**Work to be completed:** Reproduce the material exactly, omitting nothing.

[Excerpts from a figure dataset]
○ ○ ○ ○
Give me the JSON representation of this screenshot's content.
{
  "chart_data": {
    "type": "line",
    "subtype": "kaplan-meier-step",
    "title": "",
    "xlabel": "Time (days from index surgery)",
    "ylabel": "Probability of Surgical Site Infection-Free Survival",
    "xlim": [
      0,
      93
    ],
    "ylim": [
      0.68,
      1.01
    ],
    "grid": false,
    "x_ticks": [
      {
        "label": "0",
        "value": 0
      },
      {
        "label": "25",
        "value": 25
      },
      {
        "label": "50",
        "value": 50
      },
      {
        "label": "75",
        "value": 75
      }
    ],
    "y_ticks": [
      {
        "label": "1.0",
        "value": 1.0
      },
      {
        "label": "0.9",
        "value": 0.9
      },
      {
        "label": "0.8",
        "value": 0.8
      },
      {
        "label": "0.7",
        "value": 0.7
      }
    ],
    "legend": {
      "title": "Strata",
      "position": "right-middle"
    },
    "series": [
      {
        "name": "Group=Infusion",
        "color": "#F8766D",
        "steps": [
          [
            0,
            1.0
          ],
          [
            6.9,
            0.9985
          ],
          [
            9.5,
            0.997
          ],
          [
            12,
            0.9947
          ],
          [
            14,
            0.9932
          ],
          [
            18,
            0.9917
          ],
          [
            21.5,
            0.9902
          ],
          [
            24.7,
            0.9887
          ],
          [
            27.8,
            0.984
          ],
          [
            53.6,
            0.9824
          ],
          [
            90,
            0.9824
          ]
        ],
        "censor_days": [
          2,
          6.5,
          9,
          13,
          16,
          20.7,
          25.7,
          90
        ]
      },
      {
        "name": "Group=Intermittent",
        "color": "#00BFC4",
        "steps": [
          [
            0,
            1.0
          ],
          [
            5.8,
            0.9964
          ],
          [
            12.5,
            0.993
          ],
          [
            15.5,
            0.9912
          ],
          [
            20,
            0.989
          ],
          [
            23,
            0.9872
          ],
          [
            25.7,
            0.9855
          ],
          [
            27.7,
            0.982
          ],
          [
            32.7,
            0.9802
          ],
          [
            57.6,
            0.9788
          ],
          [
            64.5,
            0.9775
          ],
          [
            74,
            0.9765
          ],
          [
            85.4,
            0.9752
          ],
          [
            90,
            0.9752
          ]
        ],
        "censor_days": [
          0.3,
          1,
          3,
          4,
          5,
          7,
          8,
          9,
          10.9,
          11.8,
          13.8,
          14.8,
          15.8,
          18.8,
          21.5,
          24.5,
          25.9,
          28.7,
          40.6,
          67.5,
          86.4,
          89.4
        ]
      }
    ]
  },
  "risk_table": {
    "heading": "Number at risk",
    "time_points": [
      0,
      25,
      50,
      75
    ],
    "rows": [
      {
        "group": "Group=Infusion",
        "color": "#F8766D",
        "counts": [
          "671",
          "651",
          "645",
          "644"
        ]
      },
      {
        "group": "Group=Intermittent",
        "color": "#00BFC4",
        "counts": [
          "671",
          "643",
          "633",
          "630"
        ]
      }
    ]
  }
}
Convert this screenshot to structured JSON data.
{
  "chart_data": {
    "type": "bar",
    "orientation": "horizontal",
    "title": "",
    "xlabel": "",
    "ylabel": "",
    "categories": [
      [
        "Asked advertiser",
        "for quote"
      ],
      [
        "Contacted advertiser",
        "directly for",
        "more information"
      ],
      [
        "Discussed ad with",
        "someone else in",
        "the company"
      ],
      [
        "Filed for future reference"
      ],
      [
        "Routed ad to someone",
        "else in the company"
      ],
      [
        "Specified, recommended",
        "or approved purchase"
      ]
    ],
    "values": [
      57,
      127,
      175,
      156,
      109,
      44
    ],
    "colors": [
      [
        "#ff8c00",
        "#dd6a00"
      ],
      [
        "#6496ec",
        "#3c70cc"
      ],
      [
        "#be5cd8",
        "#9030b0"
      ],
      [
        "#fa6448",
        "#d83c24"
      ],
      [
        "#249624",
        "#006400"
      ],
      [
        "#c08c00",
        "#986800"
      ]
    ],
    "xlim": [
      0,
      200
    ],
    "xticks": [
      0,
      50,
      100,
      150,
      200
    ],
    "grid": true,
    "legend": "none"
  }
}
○ ○ ○ ○
**Solved problem:**
Give me the JSON representation of this screenshot's content.
{
  "chart_data": {
    "type": "line",
    "subtype": "kaplan-meier-step",
    "title": "",
    "xlabel": "Time (days from index surgery)",
    "ylabel": "Probability of Surgical Site Infection-Free Survival",
    "xlim": [
      0,
      93
    ],
    "ylim": [
      0.68,
      1.01
    ],
    "grid": false,
    "x_ticks": [
      {
        "label": "0",
        "value": 0
      },
      {
        "label": "25",
        "value": 25
      },
      {
        "label": "50",
        "value": 50
      },
      {
        "label": "75",
        "value": 75
      }
    ],
    "y_ticks": [
      {
        "label": "1.0",
        "value": 1.0
      },
      {
        "label": "0.9",
        "value": 0.9
      },
      {
        "label": "0.8",
        "value": 0.8
      },
      {
        "label": "0.7",
        "value": 0.7
      }
    ],
    "legend": {
      "title": "Strata",
      "position": "right-middle"
    },
    "series": [
      {
        "name": "Group=Infusion",
        "color": "#F8766D",
        "steps": [
          [
            0,
            1.0
          ],
          [
            6.9,
            0.9985
          ],
          [
            9.5,
            0.997
          ],
          [
            12,
            0.9947
          ],
          [
            14,
            0.9932
          ],
          [
            18,
            0.9917
          ],
          [
            21.5,
            0.9902
          ],
          [
            24.7,
            0.9887
          ],
          [
            27.8,
            0.984
          ],
          [
            53.6,
            0.9824
          ],
          [
            90,
            0.9824
          ]
        ],
        "censor_days": [
          2,
          6.5,
          9,
          13,
          16,
          20.7,
          25.7,
          90
        ]
      },
      {
        "name": "Group=Intermittent",
        "color": "#00BFC4",
        "steps": [
          [
            0,
            1.0
          ],
          [
            5.8,
            0.9964
          ],
          [
            12.5,
            0.993
          ],
          [
            15.5,
            0.9912
          ],
          [
            20,
            0.989
          ],
          [
            23,
            0.9872
          ],
          [
            25.7,
            0.9855
          ],
          [
            27.7,
            0.982
          ],
          [
            32.7,
            0.9802
          ],
          [
            57.6,
            0.9788
          ],
          [
            64.5,
            0.9775
          ],
          [
            74,
            0.9765
          ],
          [
            85.4,
            0.9752
          ],
          [
            90,
            0.9752
          ]
        ],
        "censor_days": [
          0.3,
          1,
          3,
          4,
          5,
          7,
          8,
          9,
          10.9,
          11.8,
          13.8,
          14.8,
          15.8,
          18.8,
          21.5,
          24.5,
          25.9,
          28.7,
          40.6,
          67.5,
          86.4,
          89.4
        ]
      }
    ]
  },
  "risk_table": {
    "heading": "Number at risk",
    "time_points": [
      0,
      25,
      50,
      75
    ],
    "rows": [
      {
        "group": "Group=Infusion",
        "color": "#F8766D",
        "counts": [
          "671",
          "651",
          "645",
          "644"
        ]
      },
      {
        "group": "Group=Intermittent",
        "color": "#00BFC4",
        "counts": [
          "671",
          "643",
          "633",
          "630"
        ]
      }
    ]
  }
}
Convert this screenshot to structured JSON data.
{
  "chart_data": {
    "type": "bar",
    "orientation": "horizontal",
    "title": "",
    "xlabel": "",
    "ylabel": "",
    "categories": [
      [
        "Asked advertiser",
        "for quote"
      ],
      [
        "Contacted advertiser",
        "directly for",
        "more information"
      ],
      [
        "Discussed ad with",
        "someone else in",
        "the company"
      ],
      [
        "Filed for future reference"
      ],
      [
        "Routed ad to someone",
        "else in the company"
      ],
      [
        "Specified, recommended",
        "or approved purchase"
      ]
    ],
    "values": [
      57,
      127,
      175,
      156,
      109,
      44
    ],
    "colors": [
      [
        "#ff8c00",
        "#dd6a00"
      ],
      [
        "#6496ec",
        "#3c70cc"
      ],
      [
        "#be5cd8",
        "#9030b0"
      ],
      [
        "#fa6448",
        "#d83c24"
      ],
      [
        "#249624",
        "#006400"
      ],
      [
        "#c08c00",
        "#986800"
      ]
    ],
    "xlim": [
      0,
      200
    ],
    "xticks": [
      0,
      50,
      100,
      150,
      200
    ],
    "grid": true,
    "legend": "none"
  }
}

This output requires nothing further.